## DIRECTION
In your copy, include every line of the listing below exactly but none of the pictures.

***

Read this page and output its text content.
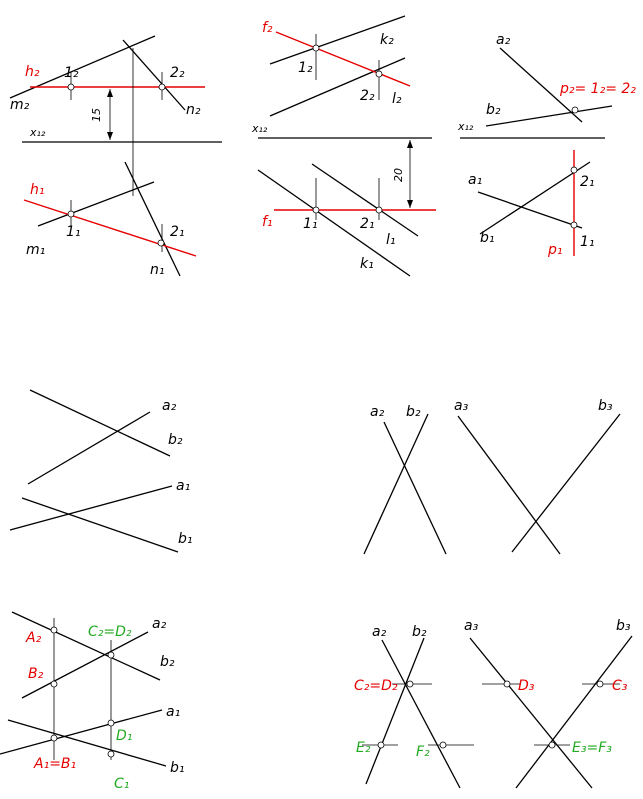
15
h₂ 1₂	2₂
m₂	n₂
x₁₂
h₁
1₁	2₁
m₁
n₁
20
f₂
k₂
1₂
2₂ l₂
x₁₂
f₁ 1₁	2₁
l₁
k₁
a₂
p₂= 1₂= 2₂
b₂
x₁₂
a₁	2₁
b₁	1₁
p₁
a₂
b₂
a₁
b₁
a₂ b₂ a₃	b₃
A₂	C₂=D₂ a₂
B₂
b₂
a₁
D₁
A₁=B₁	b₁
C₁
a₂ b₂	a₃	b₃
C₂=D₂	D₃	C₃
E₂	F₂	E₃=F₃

***

## EXPECTED ANSWER
Read this page and output its text content.
15
h₂ 1₂	2₂
m₂	n₂
x₁₂
h₁
1₁	2₁
m₁
n₁
20
f₂
k₂
1₂
2₂ l₂
x₁₂
f₁ 1₁	2₁
l₁
k₁
a₂
p₂= 1₂= 2₂
b₂
x₁₂
a₁	2₁
b₁	1₁
p₁
a₂
b₂
a₁
b₁
a₂ b₂ a₃	b₃
A₂	C₂=D₂ a₂
B₂
b₂
a₁
D₁
A₁=B₁	b₁
C₁
a₂ b₂	a₃	b₃
C₂=D₂	D₃	C₃
E₂	F₂	E₃=F₃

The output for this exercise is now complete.